◆ **Task prompt**
Will you write out the data exactly, excluding every picture?

◆ **Task input**
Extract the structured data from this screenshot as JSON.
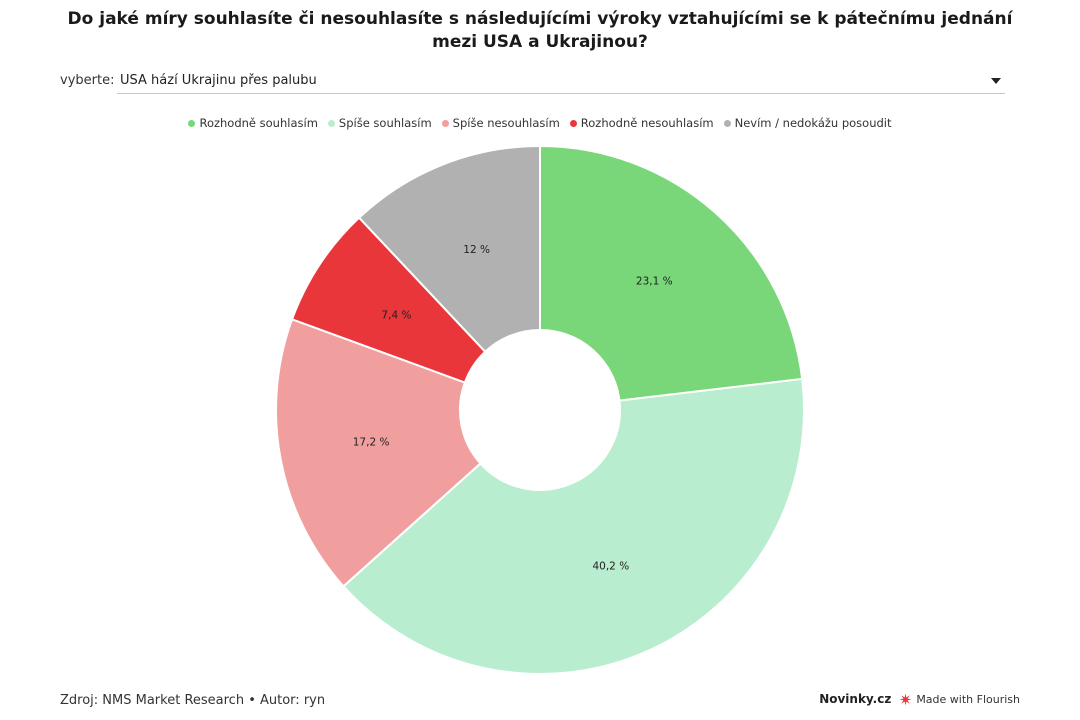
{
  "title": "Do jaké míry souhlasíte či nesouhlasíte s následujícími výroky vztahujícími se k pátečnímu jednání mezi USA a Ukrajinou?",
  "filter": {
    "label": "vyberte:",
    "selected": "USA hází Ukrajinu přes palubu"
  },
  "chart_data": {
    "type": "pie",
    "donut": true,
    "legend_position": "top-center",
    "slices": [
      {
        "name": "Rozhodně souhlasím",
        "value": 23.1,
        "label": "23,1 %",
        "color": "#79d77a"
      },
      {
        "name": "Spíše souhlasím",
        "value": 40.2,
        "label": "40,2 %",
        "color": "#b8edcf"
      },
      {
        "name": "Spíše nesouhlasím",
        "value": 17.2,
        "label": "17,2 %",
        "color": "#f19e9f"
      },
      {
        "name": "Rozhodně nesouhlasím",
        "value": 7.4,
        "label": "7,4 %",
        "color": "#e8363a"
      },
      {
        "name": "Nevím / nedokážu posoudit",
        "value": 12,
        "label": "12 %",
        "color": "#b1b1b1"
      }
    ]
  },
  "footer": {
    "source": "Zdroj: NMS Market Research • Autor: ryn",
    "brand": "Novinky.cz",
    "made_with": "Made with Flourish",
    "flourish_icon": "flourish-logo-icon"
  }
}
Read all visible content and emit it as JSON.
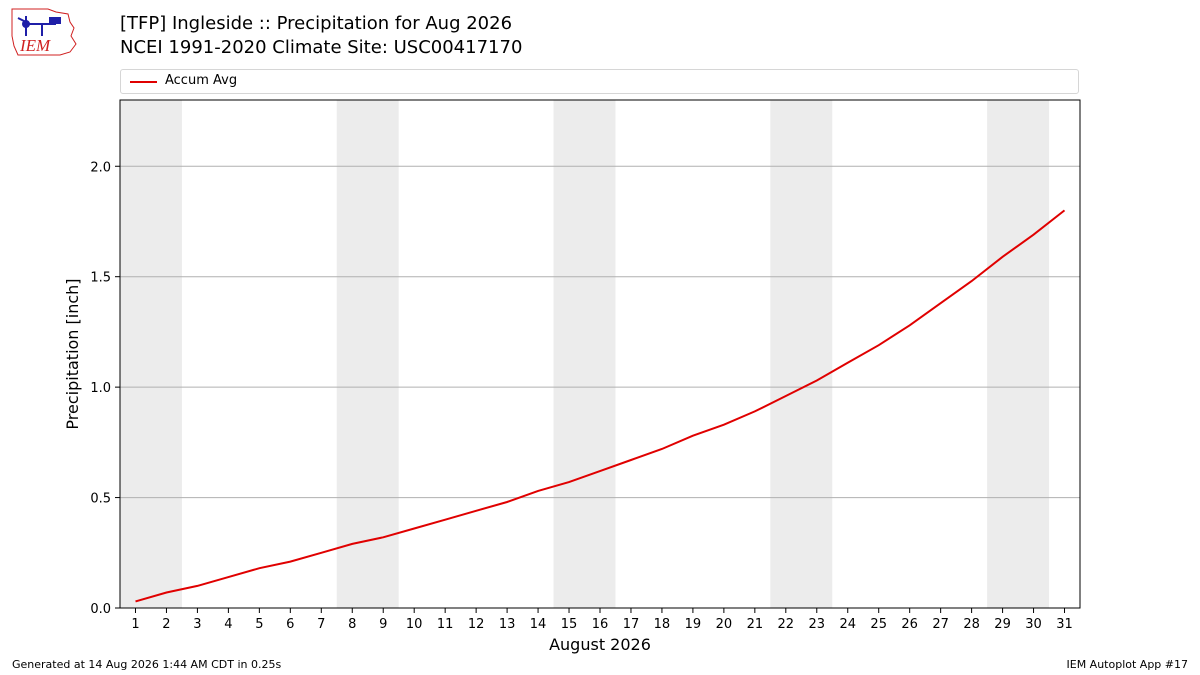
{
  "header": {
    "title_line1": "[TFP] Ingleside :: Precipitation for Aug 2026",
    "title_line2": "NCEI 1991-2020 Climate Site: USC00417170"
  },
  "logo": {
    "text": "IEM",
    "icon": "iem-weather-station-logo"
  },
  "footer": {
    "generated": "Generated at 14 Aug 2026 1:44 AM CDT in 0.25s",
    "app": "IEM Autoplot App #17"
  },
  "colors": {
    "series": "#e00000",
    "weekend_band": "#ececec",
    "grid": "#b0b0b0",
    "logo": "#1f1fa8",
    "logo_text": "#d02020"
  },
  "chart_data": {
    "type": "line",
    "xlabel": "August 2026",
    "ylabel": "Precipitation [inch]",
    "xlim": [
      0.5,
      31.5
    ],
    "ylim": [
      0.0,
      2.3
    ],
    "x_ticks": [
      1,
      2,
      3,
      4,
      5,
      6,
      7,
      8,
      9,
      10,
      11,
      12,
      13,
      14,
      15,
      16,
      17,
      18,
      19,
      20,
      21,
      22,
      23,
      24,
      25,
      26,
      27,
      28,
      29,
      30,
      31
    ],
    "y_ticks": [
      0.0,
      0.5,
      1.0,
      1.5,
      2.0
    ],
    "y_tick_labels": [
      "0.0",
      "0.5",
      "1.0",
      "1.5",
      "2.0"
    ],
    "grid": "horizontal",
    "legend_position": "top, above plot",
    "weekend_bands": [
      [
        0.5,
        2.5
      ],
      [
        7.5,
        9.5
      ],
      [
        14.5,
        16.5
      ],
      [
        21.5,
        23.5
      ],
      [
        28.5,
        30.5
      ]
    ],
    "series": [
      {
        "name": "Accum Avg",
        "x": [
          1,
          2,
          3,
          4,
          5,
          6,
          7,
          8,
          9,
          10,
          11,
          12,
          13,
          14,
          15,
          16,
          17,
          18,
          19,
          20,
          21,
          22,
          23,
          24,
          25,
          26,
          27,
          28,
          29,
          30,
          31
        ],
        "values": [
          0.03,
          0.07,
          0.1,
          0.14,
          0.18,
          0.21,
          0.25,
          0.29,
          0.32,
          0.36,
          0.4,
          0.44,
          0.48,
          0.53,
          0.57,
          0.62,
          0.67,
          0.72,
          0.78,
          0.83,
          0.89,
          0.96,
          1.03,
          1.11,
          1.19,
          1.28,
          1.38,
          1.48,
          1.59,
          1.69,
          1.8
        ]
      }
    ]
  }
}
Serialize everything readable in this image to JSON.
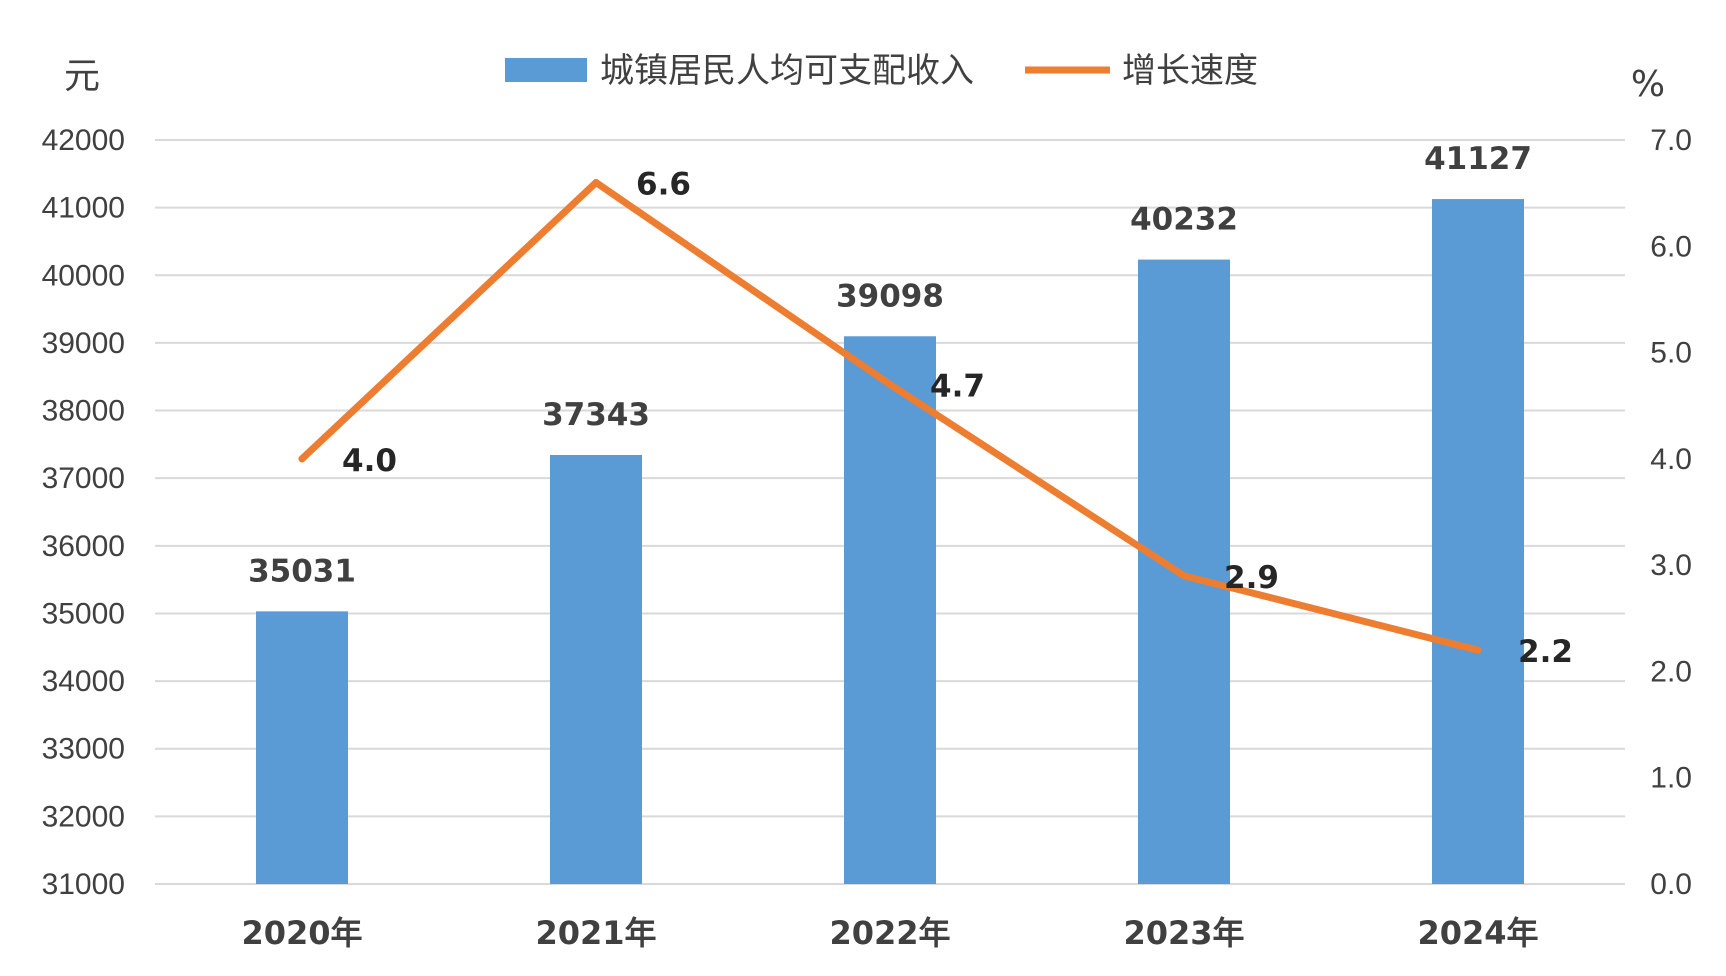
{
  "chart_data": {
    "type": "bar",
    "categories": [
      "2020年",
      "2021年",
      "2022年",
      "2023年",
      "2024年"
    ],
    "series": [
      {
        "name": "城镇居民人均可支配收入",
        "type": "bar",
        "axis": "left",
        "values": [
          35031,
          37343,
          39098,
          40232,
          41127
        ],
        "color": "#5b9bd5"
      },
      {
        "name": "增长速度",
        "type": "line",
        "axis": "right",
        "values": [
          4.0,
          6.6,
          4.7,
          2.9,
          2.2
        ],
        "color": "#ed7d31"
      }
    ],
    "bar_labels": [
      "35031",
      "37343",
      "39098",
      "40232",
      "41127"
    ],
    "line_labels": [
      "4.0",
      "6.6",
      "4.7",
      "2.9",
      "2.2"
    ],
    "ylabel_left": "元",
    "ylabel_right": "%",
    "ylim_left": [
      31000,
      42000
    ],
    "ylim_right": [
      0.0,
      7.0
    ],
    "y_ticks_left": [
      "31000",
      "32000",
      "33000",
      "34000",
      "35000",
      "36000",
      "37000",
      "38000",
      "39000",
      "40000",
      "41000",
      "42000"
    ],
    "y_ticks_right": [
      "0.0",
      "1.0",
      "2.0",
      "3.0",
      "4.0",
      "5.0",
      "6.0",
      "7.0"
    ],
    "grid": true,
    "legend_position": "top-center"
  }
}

◆ **Solution to this task**
Extract the structured data from this screenshot as JSON.
{
  "title": "Do jaké míry souhlasíte či nesouhlasíte s následujícími výroky vztahujícími se k pátečnímu jednání mezi USA a Ukrajinou?",
  "filter": {
    "label": "vyberte:",
    "selected": "USA hází Ukrajinu přes palubu"
  },
  "chart_data": {
    "type": "pie",
    "donut": true,
    "legend_position": "top-center",
    "slices": [
      {
        "name": "Rozhodně souhlasím",
        "value": 23.1,
        "label": "23,1 %",
        "color": "#79d77a"
      },
      {
        "name": "Spíše souhlasím",
        "value": 40.2,
        "label": "40,2 %",
        "color": "#b8edcf"
      },
      {
        "name": "Spíše nesouhlasím",
        "value": 17.2,
        "label": "17,2 %",
        "color": "#f19e9f"
      },
      {
        "name": "Rozhodně nesouhlasím",
        "value": 7.4,
        "label": "7,4 %",
        "color": "#e8363a"
      },
      {
        "name": "Nevím / nedokážu posoudit",
        "value": 12,
        "label": "12 %",
        "color": "#b1b1b1"
      }
    ]
  },
  "footer": {
    "source": "Zdroj: NMS Market Research • Autor: ryn",
    "brand": "Novinky.cz",
    "made_with": "Made with Flourish",
    "flourish_icon": "flourish-logo-icon"
  }
}
Read all visible content and emit it as JSON.
{
  "header": {
    "title_line1": "[TFP] Ingleside :: Precipitation for Aug 2026",
    "title_line2": "NCEI 1991-2020 Climate Site: USC00417170"
  },
  "logo": {
    "text": "IEM",
    "icon": "iem-weather-station-logo"
  },
  "footer": {
    "generated": "Generated at 14 Aug 2026 1:44 AM CDT in 0.25s",
    "app": "IEM Autoplot App #17"
  },
  "colors": {
    "series": "#e00000",
    "weekend_band": "#ececec",
    "grid": "#b0b0b0",
    "logo": "#1f1fa8",
    "logo_text": "#d02020"
  },
  "chart_data": {
    "type": "line",
    "xlabel": "August 2026",
    "ylabel": "Precipitation [inch]",
    "xlim": [
      0.5,
      31.5
    ],
    "ylim": [
      0.0,
      2.3
    ],
    "x_ticks": [
      1,
      2,
      3,
      4,
      5,
      6,
      7,
      8,
      9,
      10,
      11,
      12,
      13,
      14,
      15,
      16,
      17,
      18,
      19,
      20,
      21,
      22,
      23,
      24,
      25,
      26,
      27,
      28,
      29,
      30,
      31
    ],
    "y_ticks": [
      0.0,
      0.5,
      1.0,
      1.5,
      2.0
    ],
    "y_tick_labels": [
      "0.0",
      "0.5",
      "1.0",
      "1.5",
      "2.0"
    ],
    "grid": "horizontal",
    "legend_position": "top, above plot",
    "weekend_bands": [
      [
        0.5,
        2.5
      ],
      [
        7.5,
        9.5
      ],
      [
        14.5,
        16.5
      ],
      [
        21.5,
        23.5
      ],
      [
        28.5,
        30.5
      ]
    ],
    "series": [
      {
        "name": "Accum Avg",
        "x": [
          1,
          2,
          3,
          4,
          5,
          6,
          7,
          8,
          9,
          10,
          11,
          12,
          13,
          14,
          15,
          16,
          17,
          18,
          19,
          20,
          21,
          22,
          23,
          24,
          25,
          26,
          27,
          28,
          29,
          30,
          31
        ],
        "values": [
          0.03,
          0.07,
          0.1,
          0.14,
          0.18,
          0.21,
          0.25,
          0.29,
          0.32,
          0.36,
          0.4,
          0.44,
          0.48,
          0.53,
          0.57,
          0.62,
          0.67,
          0.72,
          0.78,
          0.83,
          0.89,
          0.96,
          1.03,
          1.11,
          1.19,
          1.28,
          1.38,
          1.48,
          1.59,
          1.69,
          1.8
        ]
      }
    ]
  }
}
Serialize everything readable in this image to JSON.
{
  "chart_data": {
    "type": "bar",
    "categories": [
      "2020年",
      "2021年",
      "2022年",
      "2023年",
      "2024年"
    ],
    "series": [
      {
        "name": "城镇居民人均可支配收入",
        "type": "bar",
        "axis": "left",
        "values": [
          35031,
          37343,
          39098,
          40232,
          41127
        ],
        "color": "#5b9bd5"
      },
      {
        "name": "增长速度",
        "type": "line",
        "axis": "right",
        "values": [
          4.0,
          6.6,
          4.7,
          2.9,
          2.2
        ],
        "color": "#ed7d31"
      }
    ],
    "bar_labels": [
      "35031",
      "37343",
      "39098",
      "40232",
      "41127"
    ],
    "line_labels": [
      "4.0",
      "6.6",
      "4.7",
      "2.9",
      "2.2"
    ],
    "ylabel_left": "元",
    "ylabel_right": "%",
    "ylim_left": [
      31000,
      42000
    ],
    "ylim_right": [
      0.0,
      7.0
    ],
    "y_ticks_left": [
      "31000",
      "32000",
      "33000",
      "34000",
      "35000",
      "36000",
      "37000",
      "38000",
      "39000",
      "40000",
      "41000",
      "42000"
    ],
    "y_ticks_right": [
      "0.0",
      "1.0",
      "2.0",
      "3.0",
      "4.0",
      "5.0",
      "6.0",
      "7.0"
    ],
    "grid": true,
    "legend_position": "top-center"
  }
}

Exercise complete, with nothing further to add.